◆ Request
Reproduce each line that includes the word "Africa".

* * * * *

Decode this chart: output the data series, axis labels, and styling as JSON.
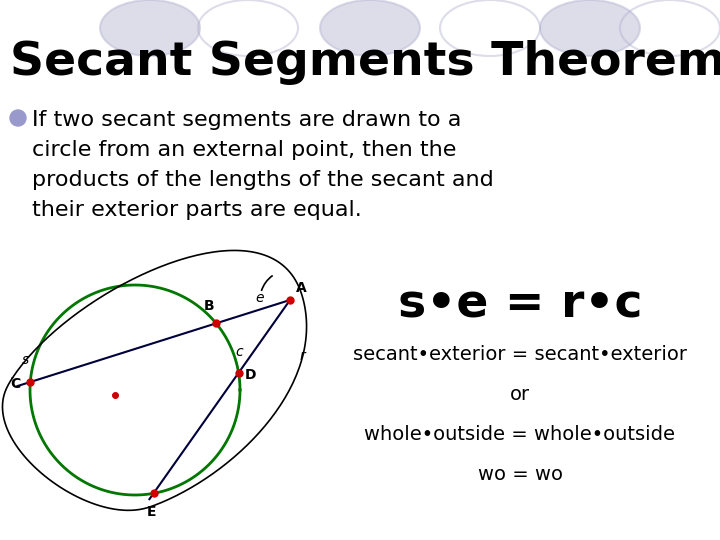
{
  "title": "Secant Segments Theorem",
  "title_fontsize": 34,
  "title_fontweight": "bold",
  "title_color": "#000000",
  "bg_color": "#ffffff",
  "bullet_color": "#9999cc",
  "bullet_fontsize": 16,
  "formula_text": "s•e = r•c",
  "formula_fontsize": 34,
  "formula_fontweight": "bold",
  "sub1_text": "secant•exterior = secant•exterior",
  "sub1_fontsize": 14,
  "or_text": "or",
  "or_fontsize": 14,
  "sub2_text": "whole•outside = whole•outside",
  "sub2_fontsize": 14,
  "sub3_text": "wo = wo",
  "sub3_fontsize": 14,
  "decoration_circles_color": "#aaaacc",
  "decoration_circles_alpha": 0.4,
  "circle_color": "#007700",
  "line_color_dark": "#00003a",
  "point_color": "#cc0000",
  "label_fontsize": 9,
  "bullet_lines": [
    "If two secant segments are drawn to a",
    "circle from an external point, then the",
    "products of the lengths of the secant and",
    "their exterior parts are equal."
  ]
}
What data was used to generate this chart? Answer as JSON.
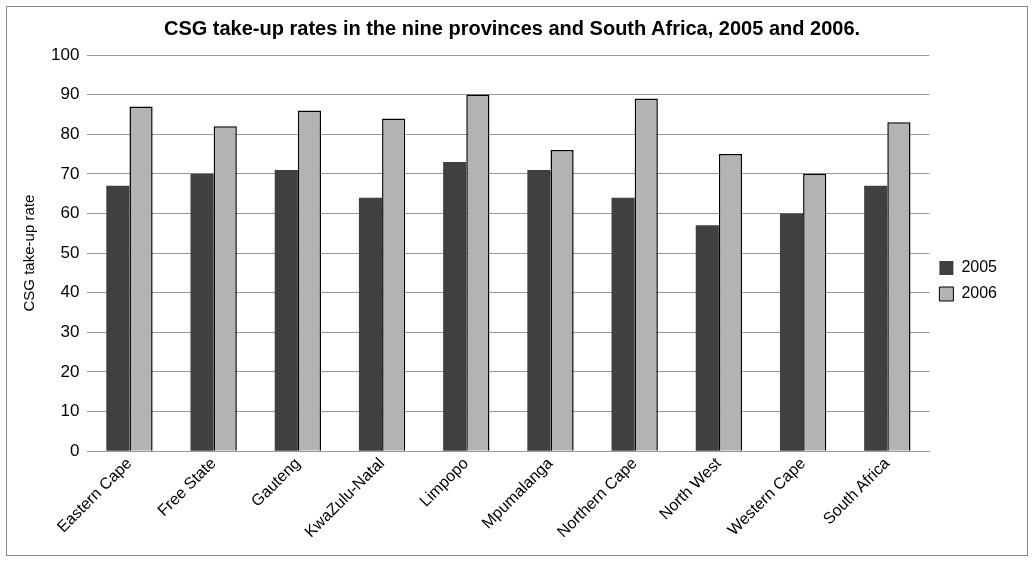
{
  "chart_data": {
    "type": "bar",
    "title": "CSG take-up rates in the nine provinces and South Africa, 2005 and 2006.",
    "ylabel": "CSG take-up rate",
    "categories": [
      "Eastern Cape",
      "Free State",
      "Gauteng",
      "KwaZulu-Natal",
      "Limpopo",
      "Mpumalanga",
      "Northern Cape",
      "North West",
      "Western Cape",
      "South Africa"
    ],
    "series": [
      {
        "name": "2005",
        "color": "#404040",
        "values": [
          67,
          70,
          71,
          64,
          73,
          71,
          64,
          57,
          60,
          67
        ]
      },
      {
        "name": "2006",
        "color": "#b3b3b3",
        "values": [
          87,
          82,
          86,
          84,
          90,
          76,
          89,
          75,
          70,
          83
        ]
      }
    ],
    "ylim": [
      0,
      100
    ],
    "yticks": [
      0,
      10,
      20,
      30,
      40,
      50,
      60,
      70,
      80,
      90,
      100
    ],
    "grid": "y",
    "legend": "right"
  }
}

* * * * *

◆ Response
    "title": "CSG take-up rates in the nine provinces and South Africa, 2005 and 2006.",
      "South Africa"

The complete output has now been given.